__Task__. Extract all lines that hold "сектор" from the records below.
# Data for processing start
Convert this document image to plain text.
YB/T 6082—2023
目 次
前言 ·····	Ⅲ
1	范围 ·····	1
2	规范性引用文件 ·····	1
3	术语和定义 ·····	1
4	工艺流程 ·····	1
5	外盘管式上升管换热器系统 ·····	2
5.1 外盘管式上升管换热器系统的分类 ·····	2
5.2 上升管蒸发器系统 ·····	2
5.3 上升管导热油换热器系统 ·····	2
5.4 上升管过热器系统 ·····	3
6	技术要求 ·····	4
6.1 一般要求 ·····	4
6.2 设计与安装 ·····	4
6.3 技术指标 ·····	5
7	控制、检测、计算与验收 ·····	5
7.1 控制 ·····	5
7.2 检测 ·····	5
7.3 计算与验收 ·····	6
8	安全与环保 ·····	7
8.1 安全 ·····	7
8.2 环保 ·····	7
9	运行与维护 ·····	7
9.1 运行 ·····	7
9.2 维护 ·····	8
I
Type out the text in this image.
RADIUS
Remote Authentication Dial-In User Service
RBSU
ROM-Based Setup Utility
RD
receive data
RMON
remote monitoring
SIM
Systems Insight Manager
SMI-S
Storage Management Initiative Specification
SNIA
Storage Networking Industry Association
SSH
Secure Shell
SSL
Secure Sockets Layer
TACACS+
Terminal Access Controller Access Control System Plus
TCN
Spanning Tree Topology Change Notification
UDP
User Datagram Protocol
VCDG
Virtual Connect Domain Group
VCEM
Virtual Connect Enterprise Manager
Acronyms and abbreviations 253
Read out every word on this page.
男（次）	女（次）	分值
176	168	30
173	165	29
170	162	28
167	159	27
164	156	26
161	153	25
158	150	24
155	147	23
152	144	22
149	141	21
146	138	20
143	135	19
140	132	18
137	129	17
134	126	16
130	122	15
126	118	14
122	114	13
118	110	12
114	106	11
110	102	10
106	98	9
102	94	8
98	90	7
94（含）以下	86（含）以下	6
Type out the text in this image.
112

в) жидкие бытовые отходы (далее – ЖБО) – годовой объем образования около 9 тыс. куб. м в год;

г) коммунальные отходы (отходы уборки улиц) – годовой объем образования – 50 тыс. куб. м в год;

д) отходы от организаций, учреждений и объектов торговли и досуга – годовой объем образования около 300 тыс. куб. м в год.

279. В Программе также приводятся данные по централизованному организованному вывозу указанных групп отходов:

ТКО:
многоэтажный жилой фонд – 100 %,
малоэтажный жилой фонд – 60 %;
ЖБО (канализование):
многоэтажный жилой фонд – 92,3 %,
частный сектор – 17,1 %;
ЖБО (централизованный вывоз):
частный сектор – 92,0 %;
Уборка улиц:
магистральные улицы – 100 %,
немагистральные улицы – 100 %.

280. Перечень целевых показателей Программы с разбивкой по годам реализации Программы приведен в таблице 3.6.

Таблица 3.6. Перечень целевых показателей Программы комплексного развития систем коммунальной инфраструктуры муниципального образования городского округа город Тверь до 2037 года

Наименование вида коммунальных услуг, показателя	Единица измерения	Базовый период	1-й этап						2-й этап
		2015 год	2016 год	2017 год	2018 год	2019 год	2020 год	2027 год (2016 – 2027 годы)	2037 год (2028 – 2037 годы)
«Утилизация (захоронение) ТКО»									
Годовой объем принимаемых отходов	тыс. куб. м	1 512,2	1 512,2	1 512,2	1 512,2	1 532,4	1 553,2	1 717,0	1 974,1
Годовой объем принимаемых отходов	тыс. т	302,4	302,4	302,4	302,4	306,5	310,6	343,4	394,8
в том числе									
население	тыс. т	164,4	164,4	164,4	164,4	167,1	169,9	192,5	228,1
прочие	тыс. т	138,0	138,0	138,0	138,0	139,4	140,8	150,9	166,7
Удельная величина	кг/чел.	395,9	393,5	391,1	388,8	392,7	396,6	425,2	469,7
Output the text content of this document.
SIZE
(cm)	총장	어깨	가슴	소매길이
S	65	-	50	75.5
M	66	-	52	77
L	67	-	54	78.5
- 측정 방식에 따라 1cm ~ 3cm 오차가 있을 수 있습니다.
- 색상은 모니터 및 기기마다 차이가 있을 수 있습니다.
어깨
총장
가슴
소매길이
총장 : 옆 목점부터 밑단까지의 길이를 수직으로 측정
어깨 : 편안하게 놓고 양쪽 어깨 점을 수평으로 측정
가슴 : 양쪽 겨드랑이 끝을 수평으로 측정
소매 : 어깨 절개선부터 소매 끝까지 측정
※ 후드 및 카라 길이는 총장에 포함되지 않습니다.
# Data for processing end
__The output__.
частный сектор – 17,1 %;
частный сектор – 92,0 %;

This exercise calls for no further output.